* Stored dataset items:
# # #

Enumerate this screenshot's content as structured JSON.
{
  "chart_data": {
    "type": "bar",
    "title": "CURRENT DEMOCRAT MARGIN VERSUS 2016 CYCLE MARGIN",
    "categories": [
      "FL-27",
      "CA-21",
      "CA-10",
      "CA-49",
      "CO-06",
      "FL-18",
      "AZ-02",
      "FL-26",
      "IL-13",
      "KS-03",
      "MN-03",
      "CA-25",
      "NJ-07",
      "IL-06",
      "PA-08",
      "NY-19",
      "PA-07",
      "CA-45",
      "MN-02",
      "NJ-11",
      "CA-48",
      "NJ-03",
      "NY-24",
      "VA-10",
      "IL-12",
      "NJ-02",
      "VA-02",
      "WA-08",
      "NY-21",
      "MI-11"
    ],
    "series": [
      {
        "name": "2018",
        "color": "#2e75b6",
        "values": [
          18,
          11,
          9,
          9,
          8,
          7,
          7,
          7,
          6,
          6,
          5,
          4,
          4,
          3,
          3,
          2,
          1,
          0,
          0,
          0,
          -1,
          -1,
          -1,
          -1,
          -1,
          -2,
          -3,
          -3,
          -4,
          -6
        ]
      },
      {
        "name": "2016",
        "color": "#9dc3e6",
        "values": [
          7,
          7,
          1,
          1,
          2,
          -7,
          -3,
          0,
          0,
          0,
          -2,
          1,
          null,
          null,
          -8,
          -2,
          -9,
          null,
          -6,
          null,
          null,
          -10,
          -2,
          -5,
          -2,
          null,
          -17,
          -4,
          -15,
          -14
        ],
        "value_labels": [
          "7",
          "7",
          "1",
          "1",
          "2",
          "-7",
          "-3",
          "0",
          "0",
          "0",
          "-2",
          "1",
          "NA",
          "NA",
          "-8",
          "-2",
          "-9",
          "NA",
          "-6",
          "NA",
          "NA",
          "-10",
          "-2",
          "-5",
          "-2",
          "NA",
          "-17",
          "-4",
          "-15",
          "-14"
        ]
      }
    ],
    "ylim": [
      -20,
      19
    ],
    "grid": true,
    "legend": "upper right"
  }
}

# # #

* Directions: Repeat all the records. Match each line exactly.

* Response to the task:
Enumerate this screenshot's content as structured JSON.
{
  "chart_data": {
    "type": "bar",
    "title": "CURRENT DEMOCRAT MARGIN VERSUS 2016 CYCLE MARGIN",
    "categories": [
      "FL-27",
      "CA-21",
      "CA-10",
      "CA-49",
      "CO-06",
      "FL-18",
      "AZ-02",
      "FL-26",
      "IL-13",
      "KS-03",
      "MN-03",
      "CA-25",
      "NJ-07",
      "IL-06",
      "PA-08",
      "NY-19",
      "PA-07",
      "CA-45",
      "MN-02",
      "NJ-11",
      "CA-48",
      "NJ-03",
      "NY-24",
      "VA-10",
      "IL-12",
      "NJ-02",
      "VA-02",
      "WA-08",
      "NY-21",
      "MI-11"
    ],
    "series": [
      {
        "name": "2018",
        "color": "#2e75b6",
        "values": [
          18,
          11,
          9,
          9,
          8,
          7,
          7,
          7,
          6,
          6,
          5,
          4,
          4,
          3,
          3,
          2,
          1,
          0,
          0,
          0,
          -1,
          -1,
          -1,
          -1,
          -1,
          -2,
          -3,
          -3,
          -4,
          -6
        ]
      },
      {
        "name": "2016",
        "color": "#9dc3e6",
        "values": [
          7,
          7,
          1,
          1,
          2,
          -7,
          -3,
          0,
          0,
          0,
          -2,
          1,
          null,
          null,
          -8,
          -2,
          -9,
          null,
          -6,
          null,
          null,
          -10,
          -2,
          -5,
          -2,
          null,
          -17,
          -4,
          -15,
          -14
        ],
        "value_labels": [
          "7",
          "7",
          "1",
          "1",
          "2",
          "-7",
          "-3",
          "0",
          "0",
          "0",
          "-2",
          "1",
          "NA",
          "NA",
          "-8",
          "-2",
          "-9",
          "NA",
          "-6",
          "NA",
          "NA",
          "-10",
          "-2",
          "-5",
          "-2",
          "NA",
          "-17",
          "-4",
          "-15",
          "-14"
        ]
      }
    ],
    "ylim": [
      -20,
      19
    ],
    "grid": true,
    "legend": "upper right"
  }
}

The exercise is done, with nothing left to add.